** WHAT IS ASKED **
Go through the data below and gather each line containing "областной".

** AVAILABLE RECORDS **
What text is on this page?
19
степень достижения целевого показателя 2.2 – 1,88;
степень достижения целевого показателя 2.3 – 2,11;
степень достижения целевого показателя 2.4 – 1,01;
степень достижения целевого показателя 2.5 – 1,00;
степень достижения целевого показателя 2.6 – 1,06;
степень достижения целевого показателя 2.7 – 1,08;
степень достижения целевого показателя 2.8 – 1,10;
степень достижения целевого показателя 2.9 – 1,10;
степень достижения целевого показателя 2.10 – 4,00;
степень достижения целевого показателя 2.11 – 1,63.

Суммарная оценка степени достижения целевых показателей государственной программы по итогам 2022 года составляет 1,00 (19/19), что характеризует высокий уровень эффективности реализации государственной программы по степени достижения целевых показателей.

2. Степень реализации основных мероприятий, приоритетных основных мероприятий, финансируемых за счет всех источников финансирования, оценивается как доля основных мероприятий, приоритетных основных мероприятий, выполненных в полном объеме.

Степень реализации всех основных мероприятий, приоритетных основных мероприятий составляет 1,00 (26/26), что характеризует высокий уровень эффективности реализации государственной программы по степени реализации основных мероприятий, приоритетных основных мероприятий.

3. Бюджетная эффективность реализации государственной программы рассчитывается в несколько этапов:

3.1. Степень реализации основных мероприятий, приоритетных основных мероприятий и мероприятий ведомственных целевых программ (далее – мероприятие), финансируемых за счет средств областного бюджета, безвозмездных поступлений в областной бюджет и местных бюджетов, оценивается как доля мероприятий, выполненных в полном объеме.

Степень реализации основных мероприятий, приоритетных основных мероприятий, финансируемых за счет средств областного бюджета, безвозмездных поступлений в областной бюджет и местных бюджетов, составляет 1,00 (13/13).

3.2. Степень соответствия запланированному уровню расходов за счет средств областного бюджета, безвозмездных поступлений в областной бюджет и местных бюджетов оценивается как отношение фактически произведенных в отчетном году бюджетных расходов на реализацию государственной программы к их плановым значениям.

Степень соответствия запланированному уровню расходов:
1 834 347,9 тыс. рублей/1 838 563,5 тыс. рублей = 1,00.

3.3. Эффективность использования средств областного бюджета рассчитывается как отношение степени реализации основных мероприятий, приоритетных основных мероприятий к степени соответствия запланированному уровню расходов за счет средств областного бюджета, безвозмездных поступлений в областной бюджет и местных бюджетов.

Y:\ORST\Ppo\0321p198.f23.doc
---
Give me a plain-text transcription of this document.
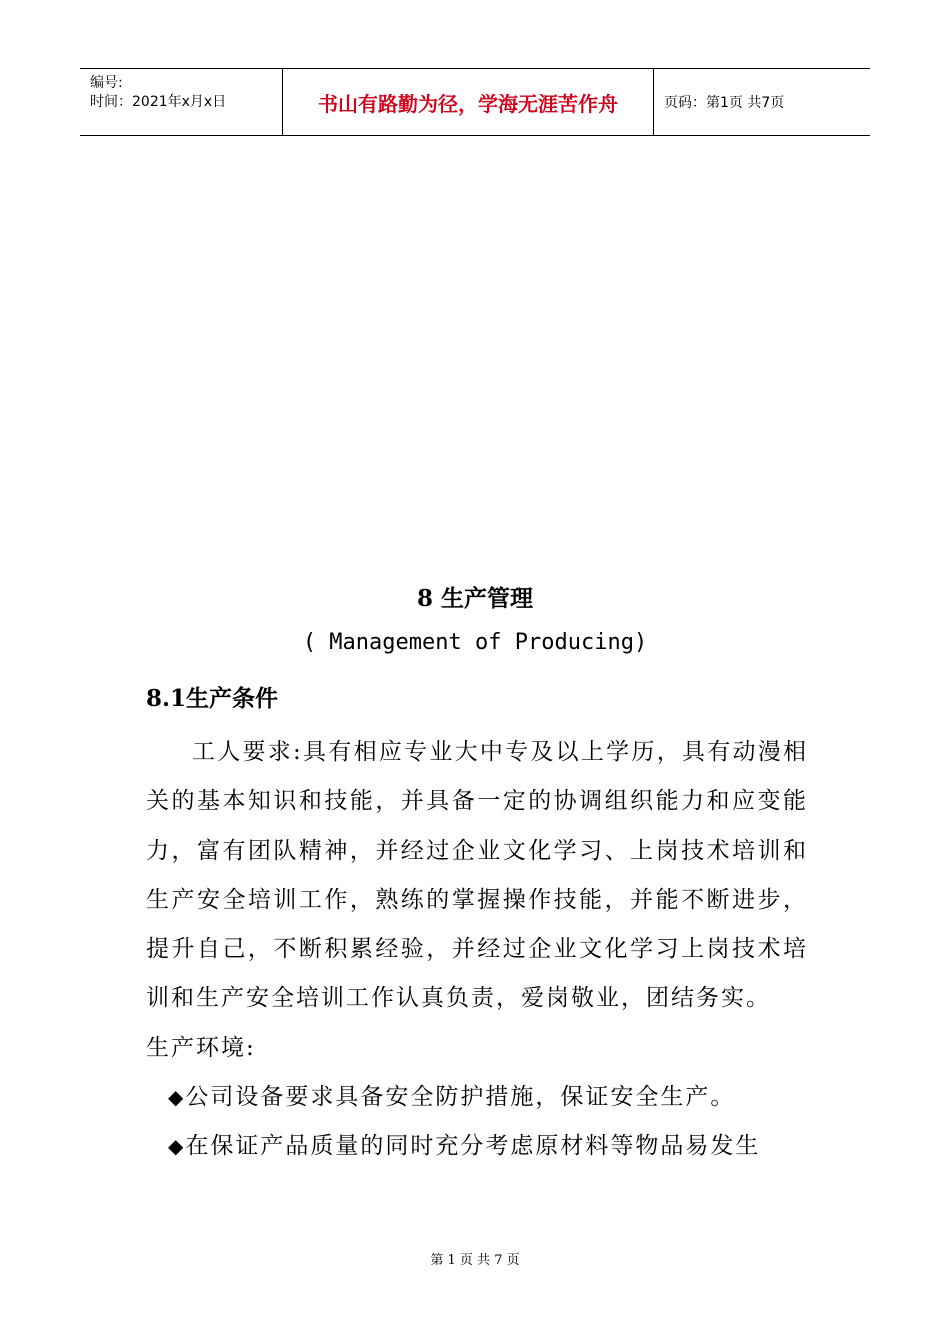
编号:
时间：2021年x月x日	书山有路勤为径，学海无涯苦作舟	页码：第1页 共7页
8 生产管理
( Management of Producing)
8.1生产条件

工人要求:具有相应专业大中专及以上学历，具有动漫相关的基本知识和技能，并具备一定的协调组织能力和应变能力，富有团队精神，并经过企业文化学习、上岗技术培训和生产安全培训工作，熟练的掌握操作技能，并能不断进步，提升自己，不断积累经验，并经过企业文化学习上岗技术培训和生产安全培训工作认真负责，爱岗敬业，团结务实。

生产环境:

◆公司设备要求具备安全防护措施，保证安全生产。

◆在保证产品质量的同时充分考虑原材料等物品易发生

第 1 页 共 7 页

** ANSWER TO THE TASK **
3.1. Степень реализации основных мероприятий, приоритетных основных мероприятий и мероприятий ведомственных целевых программ (далее – мероприятие), финансируемых за счет средств областного бюджета, безвозмездных поступлений в областной бюджет и местных бюджетов, оценивается как доля мероприятий, выполненных в полном объеме.
Степень реализации основных мероприятий, приоритетных основных мероприятий, финансируемых за счет средств областного бюджета, безвозмездных поступлений в областной бюджет и местных бюджетов, составляет 1,00 (13/13).
3.2. Степень соответствия запланированному уровню расходов за счет средств областного бюджета, безвозмездных поступлений в областной бюджет и местных бюджетов оценивается как отношение фактически произведенных в отчетном году бюджетных расходов на реализацию государственной программы к их плановым значениям.
3.3. Эффективность использования средств областного бюджета рассчитывается как отношение степени реализации основных мероприятий, приоритетных основных мероприятий к степени соответствия запланированному уровню расходов за счет средств областного бюджета, безвозмездных поступлений в областной бюджет и местных бюджетов.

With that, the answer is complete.